→ To do
Find the lines holding "присвоены" and copy them.

(Dataset items)
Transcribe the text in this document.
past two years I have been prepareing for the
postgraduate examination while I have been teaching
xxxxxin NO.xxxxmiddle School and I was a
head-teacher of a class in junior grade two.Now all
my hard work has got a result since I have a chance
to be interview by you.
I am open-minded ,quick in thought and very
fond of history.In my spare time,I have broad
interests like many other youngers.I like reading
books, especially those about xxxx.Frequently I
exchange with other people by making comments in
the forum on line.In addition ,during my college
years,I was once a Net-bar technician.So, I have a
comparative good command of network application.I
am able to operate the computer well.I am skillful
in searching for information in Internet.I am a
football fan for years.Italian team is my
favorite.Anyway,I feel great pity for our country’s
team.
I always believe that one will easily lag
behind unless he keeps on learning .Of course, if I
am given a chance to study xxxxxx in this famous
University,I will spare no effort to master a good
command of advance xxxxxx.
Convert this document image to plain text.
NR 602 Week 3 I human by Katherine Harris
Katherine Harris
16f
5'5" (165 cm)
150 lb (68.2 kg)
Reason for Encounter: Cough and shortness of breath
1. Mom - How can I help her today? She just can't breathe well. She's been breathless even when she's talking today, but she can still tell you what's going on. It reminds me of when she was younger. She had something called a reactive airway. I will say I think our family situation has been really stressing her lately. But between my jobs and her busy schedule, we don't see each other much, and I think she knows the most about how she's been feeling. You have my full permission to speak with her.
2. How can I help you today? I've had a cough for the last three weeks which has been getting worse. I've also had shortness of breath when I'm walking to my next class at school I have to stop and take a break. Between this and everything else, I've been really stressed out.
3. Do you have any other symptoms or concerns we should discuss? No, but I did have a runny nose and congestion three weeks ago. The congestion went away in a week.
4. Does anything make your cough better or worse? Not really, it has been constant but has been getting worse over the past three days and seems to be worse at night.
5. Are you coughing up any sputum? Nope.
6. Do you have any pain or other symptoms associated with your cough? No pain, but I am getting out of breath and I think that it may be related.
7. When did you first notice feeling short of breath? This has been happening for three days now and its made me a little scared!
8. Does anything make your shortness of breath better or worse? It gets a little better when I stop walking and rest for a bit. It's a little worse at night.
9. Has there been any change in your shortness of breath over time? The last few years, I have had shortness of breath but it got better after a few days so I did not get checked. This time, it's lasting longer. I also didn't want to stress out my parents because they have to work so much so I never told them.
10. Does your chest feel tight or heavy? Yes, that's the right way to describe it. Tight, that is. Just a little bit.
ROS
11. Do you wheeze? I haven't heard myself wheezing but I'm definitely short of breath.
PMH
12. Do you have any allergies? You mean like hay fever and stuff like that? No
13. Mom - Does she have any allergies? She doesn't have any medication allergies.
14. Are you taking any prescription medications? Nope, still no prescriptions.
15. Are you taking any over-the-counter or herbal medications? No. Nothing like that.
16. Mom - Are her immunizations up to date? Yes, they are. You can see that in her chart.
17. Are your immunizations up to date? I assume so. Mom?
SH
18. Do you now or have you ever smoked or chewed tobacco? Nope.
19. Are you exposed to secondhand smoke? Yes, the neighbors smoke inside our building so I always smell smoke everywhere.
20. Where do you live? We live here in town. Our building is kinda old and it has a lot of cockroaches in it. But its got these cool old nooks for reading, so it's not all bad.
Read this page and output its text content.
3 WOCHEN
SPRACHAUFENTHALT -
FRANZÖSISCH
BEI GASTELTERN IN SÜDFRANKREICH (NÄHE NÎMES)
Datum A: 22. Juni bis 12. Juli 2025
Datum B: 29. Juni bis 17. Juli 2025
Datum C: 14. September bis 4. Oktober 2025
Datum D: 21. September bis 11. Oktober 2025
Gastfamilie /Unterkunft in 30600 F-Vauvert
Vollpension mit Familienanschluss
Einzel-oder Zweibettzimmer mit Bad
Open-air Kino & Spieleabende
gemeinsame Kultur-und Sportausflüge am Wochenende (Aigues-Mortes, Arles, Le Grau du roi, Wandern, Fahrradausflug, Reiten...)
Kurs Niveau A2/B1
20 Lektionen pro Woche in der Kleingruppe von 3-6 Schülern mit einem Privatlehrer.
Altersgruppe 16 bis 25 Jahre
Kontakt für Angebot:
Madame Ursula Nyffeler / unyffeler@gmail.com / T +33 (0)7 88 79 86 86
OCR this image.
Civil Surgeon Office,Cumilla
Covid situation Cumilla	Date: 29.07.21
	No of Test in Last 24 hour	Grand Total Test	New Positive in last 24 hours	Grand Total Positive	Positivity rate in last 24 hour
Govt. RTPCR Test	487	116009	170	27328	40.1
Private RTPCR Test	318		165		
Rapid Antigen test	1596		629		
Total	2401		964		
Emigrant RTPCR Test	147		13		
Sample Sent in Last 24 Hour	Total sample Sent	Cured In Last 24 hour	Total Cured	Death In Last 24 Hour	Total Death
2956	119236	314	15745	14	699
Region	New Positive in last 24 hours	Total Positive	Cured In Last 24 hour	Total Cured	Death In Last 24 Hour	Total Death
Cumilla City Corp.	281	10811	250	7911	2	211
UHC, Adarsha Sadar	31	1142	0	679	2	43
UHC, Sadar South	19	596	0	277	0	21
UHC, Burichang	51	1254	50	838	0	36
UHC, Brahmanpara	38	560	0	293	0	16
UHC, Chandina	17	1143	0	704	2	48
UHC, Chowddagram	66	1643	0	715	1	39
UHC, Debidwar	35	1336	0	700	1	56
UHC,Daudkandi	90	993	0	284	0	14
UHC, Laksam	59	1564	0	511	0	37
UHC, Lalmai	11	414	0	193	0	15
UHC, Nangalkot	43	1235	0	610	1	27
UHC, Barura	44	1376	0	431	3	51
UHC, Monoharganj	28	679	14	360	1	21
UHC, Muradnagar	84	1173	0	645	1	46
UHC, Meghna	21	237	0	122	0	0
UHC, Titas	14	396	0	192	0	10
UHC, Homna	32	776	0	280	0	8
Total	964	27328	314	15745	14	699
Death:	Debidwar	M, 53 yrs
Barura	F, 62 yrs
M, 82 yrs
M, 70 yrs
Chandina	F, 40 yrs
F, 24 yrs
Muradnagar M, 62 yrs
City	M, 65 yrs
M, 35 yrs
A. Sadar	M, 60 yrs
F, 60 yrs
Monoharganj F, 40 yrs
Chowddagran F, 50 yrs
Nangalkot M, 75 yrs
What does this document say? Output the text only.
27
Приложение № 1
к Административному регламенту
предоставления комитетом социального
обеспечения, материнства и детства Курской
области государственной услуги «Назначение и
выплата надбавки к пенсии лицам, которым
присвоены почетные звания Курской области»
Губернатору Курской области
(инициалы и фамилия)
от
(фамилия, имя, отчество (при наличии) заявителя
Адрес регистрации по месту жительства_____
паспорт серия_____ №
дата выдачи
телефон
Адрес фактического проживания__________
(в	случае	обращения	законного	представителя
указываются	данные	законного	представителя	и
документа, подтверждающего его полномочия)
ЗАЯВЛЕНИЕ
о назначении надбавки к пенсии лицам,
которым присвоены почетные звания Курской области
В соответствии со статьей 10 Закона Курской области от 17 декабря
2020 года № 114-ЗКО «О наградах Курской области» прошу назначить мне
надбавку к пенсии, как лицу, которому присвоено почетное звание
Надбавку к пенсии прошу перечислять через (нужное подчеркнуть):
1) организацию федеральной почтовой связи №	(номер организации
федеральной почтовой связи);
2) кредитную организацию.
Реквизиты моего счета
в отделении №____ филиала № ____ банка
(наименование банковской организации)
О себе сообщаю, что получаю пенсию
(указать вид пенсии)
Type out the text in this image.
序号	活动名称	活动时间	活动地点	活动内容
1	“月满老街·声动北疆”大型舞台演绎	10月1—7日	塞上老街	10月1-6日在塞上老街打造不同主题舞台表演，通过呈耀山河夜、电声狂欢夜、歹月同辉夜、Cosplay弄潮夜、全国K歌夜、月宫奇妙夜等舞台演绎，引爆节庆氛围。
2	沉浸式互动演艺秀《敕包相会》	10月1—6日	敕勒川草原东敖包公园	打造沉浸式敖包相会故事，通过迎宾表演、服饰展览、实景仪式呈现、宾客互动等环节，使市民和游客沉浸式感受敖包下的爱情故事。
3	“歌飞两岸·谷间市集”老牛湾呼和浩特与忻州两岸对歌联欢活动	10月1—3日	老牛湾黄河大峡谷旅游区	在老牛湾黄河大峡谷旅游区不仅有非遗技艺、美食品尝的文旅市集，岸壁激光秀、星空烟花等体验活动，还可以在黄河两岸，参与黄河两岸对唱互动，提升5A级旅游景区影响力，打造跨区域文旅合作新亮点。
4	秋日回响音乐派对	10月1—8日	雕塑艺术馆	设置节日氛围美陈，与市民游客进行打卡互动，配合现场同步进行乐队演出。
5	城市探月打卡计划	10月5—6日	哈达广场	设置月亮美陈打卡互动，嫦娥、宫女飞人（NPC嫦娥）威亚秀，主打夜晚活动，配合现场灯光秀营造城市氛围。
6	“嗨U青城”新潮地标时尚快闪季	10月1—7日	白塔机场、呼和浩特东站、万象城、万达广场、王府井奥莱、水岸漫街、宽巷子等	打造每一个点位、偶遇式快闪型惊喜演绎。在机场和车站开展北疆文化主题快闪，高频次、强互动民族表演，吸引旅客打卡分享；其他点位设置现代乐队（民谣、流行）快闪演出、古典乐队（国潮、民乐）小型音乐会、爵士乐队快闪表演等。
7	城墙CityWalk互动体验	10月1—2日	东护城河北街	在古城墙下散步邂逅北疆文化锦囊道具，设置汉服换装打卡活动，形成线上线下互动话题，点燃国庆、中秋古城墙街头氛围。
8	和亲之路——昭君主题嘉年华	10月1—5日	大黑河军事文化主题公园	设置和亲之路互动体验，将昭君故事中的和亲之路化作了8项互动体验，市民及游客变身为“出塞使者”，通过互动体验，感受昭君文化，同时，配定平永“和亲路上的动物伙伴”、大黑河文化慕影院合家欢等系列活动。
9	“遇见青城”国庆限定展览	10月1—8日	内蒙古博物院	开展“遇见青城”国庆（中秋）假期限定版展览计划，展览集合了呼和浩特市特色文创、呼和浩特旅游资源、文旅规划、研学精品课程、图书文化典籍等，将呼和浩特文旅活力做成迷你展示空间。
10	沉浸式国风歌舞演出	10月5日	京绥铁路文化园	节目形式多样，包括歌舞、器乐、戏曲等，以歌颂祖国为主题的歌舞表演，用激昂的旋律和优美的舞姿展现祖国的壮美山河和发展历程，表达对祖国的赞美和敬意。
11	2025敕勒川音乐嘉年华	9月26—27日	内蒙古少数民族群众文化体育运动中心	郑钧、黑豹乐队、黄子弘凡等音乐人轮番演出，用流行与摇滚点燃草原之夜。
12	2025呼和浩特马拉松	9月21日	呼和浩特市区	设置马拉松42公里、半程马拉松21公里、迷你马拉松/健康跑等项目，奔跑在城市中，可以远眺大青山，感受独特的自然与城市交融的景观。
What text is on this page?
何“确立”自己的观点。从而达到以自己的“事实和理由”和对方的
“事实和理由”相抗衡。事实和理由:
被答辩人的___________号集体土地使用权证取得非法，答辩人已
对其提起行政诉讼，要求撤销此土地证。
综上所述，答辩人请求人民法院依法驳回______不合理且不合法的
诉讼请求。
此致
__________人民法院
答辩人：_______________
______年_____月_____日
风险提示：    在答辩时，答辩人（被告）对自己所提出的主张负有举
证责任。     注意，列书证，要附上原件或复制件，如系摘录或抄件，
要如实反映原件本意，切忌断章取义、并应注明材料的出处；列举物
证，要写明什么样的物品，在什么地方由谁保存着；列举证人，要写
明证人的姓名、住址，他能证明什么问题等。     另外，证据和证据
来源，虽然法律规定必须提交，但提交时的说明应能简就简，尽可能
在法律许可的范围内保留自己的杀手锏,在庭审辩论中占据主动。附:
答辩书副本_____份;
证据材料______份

→ Answer in full
присвоены почетные звания Курской области»
которым присвоены почетные звания Курской области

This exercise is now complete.